───── MATERIAL FOR THE TASK
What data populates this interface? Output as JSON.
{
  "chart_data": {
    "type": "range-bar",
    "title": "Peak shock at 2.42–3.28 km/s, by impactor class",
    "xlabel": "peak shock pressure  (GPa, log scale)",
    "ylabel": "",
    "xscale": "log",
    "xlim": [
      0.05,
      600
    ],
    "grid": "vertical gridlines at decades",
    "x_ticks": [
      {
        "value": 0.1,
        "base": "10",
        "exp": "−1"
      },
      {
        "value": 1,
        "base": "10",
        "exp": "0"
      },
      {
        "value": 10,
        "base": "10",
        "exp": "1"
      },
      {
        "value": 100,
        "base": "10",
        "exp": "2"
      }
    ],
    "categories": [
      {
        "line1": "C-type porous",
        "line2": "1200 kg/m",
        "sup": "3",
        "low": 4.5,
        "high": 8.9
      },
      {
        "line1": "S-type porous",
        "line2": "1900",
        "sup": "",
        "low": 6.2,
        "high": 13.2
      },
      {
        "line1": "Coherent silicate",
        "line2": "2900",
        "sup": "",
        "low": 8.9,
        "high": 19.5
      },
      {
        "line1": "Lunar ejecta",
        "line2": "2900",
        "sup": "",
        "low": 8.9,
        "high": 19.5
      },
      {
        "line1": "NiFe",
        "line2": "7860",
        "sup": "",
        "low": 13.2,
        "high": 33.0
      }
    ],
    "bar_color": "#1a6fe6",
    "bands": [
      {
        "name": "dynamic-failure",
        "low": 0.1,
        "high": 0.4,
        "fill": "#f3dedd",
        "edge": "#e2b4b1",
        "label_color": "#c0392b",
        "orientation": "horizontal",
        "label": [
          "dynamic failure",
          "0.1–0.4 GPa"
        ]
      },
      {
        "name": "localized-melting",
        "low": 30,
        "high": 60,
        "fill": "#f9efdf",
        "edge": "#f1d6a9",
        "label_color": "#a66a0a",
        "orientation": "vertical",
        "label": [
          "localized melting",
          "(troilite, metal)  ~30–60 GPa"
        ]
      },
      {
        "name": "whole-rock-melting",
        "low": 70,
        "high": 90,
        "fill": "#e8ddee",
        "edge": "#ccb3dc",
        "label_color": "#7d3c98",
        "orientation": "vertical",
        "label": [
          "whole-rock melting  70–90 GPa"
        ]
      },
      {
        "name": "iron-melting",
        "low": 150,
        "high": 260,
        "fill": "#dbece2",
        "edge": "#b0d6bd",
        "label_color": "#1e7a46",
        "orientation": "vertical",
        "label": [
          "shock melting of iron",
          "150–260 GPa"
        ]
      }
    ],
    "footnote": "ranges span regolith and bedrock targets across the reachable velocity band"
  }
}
──────────
YOUR GOAL:
Reproduce the full listing exactly.

TASK OUTPUT:
What data populates this interface? Output as JSON.
{
  "chart_data": {
    "type": "range-bar",
    "title": "Peak shock at 2.42–3.28 km/s, by impactor class",
    "xlabel": "peak shock pressure  (GPa, log scale)",
    "ylabel": "",
    "xscale": "log",
    "xlim": [
      0.05,
      600
    ],
    "grid": "vertical gridlines at decades",
    "x_ticks": [
      {
        "value": 0.1,
        "base": "10",
        "exp": "−1"
      },
      {
        "value": 1,
        "base": "10",
        "exp": "0"
      },
      {
        "value": 10,
        "base": "10",
        "exp": "1"
      },
      {
        "value": 100,
        "base": "10",
        "exp": "2"
      }
    ],
    "categories": [
      {
        "line1": "C-type porous",
        "line2": "1200 kg/m",
        "sup": "3",
        "low": 4.5,
        "high": 8.9
      },
      {
        "line1": "S-type porous",
        "line2": "1900",
        "sup": "",
        "low": 6.2,
        "high": 13.2
      },
      {
        "line1": "Coherent silicate",
        "line2": "2900",
        "sup": "",
        "low": 8.9,
        "high": 19.5
      },
      {
        "line1": "Lunar ejecta",
        "line2": "2900",
        "sup": "",
        "low": 8.9,
        "high": 19.5
      },
      {
        "line1": "NiFe",
        "line2": "7860",
        "sup": "",
        "low": 13.2,
        "high": 33.0
      }
    ],
    "bar_color": "#1a6fe6",
    "bands": [
      {
        "name": "dynamic-failure",
        "low": 0.1,
        "high": 0.4,
        "fill": "#f3dedd",
        "edge": "#e2b4b1",
        "label_color": "#c0392b",
        "orientation": "horizontal",
        "label": [
          "dynamic failure",
          "0.1–0.4 GPa"
        ]
      },
      {
        "name": "localized-melting",
        "low": 30,
        "high": 60,
        "fill": "#f9efdf",
        "edge": "#f1d6a9",
        "label_color": "#a66a0a",
        "orientation": "vertical",
        "label": [
          "localized melting",
          "(troilite, metal)  ~30–60 GPa"
        ]
      },
      {
        "name": "whole-rock-melting",
        "low": 70,
        "high": 90,
        "fill": "#e8ddee",
        "edge": "#ccb3dc",
        "label_color": "#7d3c98",
        "orientation": "vertical",
        "label": [
          "whole-rock melting  70–90 GPa"
        ]
      },
      {
        "name": "iron-melting",
        "low": 150,
        "high": 260,
        "fill": "#dbece2",
        "edge": "#b0d6bd",
        "label_color": "#1e7a46",
        "orientation": "vertical",
        "label": [
          "shock melting of iron",
          "150–260 GPa"
        ]
      }
    ],
    "footnote": "ranges span regolith and bedrock targets across the reachable velocity band"
  }
}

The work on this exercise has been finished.